§ **Exercise requirements**
Copy every line with the string "color" in it.

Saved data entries

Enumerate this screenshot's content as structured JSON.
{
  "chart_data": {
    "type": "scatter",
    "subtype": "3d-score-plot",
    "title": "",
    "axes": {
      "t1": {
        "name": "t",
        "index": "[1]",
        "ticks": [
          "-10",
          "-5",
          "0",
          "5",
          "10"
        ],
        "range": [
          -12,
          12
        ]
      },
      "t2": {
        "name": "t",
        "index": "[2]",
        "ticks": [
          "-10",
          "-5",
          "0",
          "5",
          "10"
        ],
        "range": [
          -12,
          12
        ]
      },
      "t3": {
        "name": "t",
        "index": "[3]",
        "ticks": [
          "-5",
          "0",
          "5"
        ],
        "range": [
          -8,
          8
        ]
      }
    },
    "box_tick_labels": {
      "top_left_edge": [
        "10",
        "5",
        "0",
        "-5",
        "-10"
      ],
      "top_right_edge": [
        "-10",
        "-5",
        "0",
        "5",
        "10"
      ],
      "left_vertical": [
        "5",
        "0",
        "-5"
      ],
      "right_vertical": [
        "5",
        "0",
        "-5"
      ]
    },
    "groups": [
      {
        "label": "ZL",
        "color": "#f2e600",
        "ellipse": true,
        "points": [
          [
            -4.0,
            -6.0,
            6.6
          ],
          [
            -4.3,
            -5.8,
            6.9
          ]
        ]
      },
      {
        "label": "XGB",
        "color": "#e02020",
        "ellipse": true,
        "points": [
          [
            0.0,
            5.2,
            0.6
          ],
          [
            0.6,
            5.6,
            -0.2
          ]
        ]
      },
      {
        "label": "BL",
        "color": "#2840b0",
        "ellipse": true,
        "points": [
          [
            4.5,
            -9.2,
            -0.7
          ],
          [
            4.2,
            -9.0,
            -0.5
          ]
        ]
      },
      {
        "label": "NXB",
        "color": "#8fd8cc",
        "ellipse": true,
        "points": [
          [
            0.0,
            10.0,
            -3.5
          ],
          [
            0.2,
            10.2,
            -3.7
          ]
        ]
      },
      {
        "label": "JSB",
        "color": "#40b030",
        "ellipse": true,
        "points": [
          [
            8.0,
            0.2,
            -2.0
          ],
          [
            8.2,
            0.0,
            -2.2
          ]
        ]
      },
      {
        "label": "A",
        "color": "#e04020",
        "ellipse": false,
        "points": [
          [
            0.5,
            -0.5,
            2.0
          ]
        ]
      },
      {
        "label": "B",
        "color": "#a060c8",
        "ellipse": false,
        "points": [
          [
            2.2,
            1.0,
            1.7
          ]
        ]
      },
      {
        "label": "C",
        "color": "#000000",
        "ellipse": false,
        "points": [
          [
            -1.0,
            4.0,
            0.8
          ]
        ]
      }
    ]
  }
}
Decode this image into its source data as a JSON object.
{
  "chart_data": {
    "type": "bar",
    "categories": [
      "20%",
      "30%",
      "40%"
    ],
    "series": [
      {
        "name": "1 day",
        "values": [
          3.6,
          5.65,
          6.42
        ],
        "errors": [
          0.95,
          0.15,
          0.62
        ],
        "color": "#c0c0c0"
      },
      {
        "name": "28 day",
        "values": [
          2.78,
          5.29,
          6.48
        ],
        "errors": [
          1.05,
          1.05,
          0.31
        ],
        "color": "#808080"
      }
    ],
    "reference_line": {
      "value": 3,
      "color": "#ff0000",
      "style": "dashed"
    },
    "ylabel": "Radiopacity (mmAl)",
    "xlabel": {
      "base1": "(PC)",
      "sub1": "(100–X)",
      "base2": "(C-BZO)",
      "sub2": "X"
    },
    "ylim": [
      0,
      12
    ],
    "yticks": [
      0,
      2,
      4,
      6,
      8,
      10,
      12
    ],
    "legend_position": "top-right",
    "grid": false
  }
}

§ **Result of the task**
        "color": "#f2e600",
        "color": "#e02020",
        "color": "#2840b0",
        "color": "#8fd8cc",
        "color": "#40b030",
        "color": "#e04020",
        "color": "#a060c8",
        "color": "#000000",
        "color": "#c0c0c0"
        "color": "#808080"
      "color": "#ff0000",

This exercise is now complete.